* [Short problem]: Print each line of the listing once more, precisely as given.

* [Data shown]:
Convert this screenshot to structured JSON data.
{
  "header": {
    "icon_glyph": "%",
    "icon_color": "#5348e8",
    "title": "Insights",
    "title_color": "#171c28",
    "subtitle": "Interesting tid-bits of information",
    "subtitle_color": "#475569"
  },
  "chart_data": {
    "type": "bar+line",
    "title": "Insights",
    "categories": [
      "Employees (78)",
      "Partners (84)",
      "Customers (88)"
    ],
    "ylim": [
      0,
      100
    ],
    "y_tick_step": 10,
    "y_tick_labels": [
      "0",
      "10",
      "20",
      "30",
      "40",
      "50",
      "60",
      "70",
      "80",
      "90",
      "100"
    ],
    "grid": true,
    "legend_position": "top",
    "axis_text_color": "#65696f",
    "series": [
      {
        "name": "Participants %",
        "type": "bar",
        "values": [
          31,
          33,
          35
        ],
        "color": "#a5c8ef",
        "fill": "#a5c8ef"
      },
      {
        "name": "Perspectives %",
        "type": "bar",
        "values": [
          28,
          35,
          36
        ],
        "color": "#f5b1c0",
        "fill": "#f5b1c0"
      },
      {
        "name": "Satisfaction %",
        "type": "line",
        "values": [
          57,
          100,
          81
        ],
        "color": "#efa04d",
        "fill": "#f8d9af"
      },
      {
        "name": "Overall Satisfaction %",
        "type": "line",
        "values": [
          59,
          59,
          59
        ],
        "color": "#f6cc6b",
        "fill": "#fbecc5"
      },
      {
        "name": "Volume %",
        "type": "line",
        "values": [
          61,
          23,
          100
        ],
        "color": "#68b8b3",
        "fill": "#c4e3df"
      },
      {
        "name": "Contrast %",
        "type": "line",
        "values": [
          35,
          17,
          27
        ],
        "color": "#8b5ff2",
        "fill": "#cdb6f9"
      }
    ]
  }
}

* [The response]:
Convert this screenshot to structured JSON data.
{
  "header": {
    "icon_glyph": "%",
    "icon_color": "#5348e8",
    "title": "Insights",
    "title_color": "#171c28",
    "subtitle": "Interesting tid-bits of information",
    "subtitle_color": "#475569"
  },
  "chart_data": {
    "type": "bar+line",
    "title": "Insights",
    "categories": [
      "Employees (78)",
      "Partners (84)",
      "Customers (88)"
    ],
    "ylim": [
      0,
      100
    ],
    "y_tick_step": 10,
    "y_tick_labels": [
      "0",
      "10",
      "20",
      "30",
      "40",
      "50",
      "60",
      "70",
      "80",
      "90",
      "100"
    ],
    "grid": true,
    "legend_position": "top",
    "axis_text_color": "#65696f",
    "series": [
      {
        "name": "Participants %",
        "type": "bar",
        "values": [
          31,
          33,
          35
        ],
        "color": "#a5c8ef",
        "fill": "#a5c8ef"
      },
      {
        "name": "Perspectives %",
        "type": "bar",
        "values": [
          28,
          35,
          36
        ],
        "color": "#f5b1c0",
        "fill": "#f5b1c0"
      },
      {
        "name": "Satisfaction %",
        "type": "line",
        "values": [
          57,
          100,
          81
        ],
        "color": "#efa04d",
        "fill": "#f8d9af"
      },
      {
        "name": "Overall Satisfaction %",
        "type": "line",
        "values": [
          59,
          59,
          59
        ],
        "color": "#f6cc6b",
        "fill": "#fbecc5"
      },
      {
        "name": "Volume %",
        "type": "line",
        "values": [
          61,
          23,
          100
        ],
        "color": "#68b8b3",
        "fill": "#c4e3df"
      },
      {
        "name": "Contrast %",
        "type": "line",
        "values": [
          35,
          17,
          27
        ],
        "color": "#8b5ff2",
        "fill": "#cdb6f9"
      }
    ]
  }
}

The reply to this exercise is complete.